Start of SUPPLIED RECORDS
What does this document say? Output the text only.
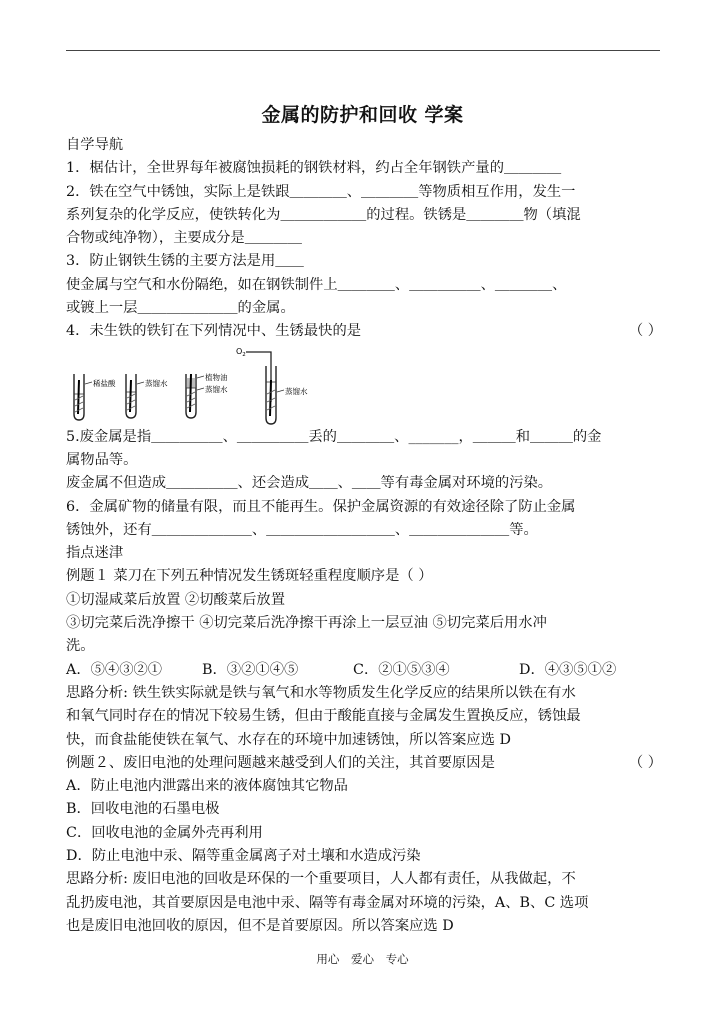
金属的防护和回收 学案
自学导航
1．椐估计，全世界每年被腐蚀损耗的钢铁材料，约占全年钢铁产量的＿＿＿＿
2．铁在空气中锈蚀，实际上是铁跟＿＿＿＿、＿＿＿＿等物质相互作用，发生一
系列复杂的化学反应，使铁转化为＿＿＿＿＿＿的过程。铁锈是＿＿＿＿物（填混
合物或纯净物），主要成分是＿＿＿＿
3．防止钢铁生锈的主要方法是用＿＿
使金属与空气和水份隔绝，如在钢铁制件上＿＿＿＿、＿＿＿＿＿、＿＿＿＿、
或镀上一层＿＿＿＿＿＿＿的金属。
4．未生铁的铁钉在下列情况中、生锈最快的是	（ ）
稀盐酸	蒸馏水
植物油
蒸馏水
$O_2$
蒸馏水
5.废金属是指＿＿＿＿＿、＿＿＿＿＿丢的＿＿＿＿、_______，＿＿＿和＿＿＿的金
属物品等。
废金属不但造成＿＿＿＿＿、还会造成＿＿、＿＿等有毒金属对环境的污染。
6．金属矿物的储量有限，而且不能再生。保护金属资源的有效途径除了防止金属
锈蚀外，还有＿＿＿＿＿＿＿、＿＿＿＿＿＿＿＿＿、＿＿＿＿＿＿＿等。
指点迷津
例题１ 菜刀在下列五种情况发生锈斑轻重程度顺序是（ ）
①切湿咸菜后放置 ②切酸菜后放置
③切完菜后洗净擦干 ④切完菜后洗净擦干再涂上一层豆油 ⑤切完菜后用水冲
洗。
A．⑤④③②①	B．③②①④⑤	C．②①⑤③④	D．④③⑤①②
思路分析: 铁生铁实际就是铁与氧气和水等物质发生化学反应的结果所以铁在有水
和氧气同时存在的情况下较易生锈，但由于酸能直接与金属发生置换反应，锈蚀最
快，而食盐能使铁在氧气、水存在的环境中加速锈蚀，所以答案应选 D
例题２、废旧电池的处理问题越来越受到人们的关注，其首要原因是	（ ）
A．防止电池内泄露出来的液体腐蚀其它物品
B．回收电池的石墨电极
C．回收电池的金属外壳再利用
D．防止电池中汞、隔等重金属离子对土壤和水造成污染
思路分析: 废旧电池的回收是环保的一个重要项目，人人都有责任，从我做起，不
乱扔废电池，其首要原因是电池中汞、隔等有毒金属对环境的污染，A、B、C 选项
也是废旧电池回收的原因，但不是首要原因。所以答案应选 D
用心 爱心 专心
End of SUPPLIED RECORDS
**WHAT YOU HAVE TO DO:**
From the listing above, return each line with the word "思路分析".

**FINISHED ANSWER:**
思路分析: 铁生铁实际就是铁与氧气和水等物质发生化学反应的结果所以铁在有水
思路分析: 废旧电池的回收是环保的一个重要项目，人人都有责任，从我做起，不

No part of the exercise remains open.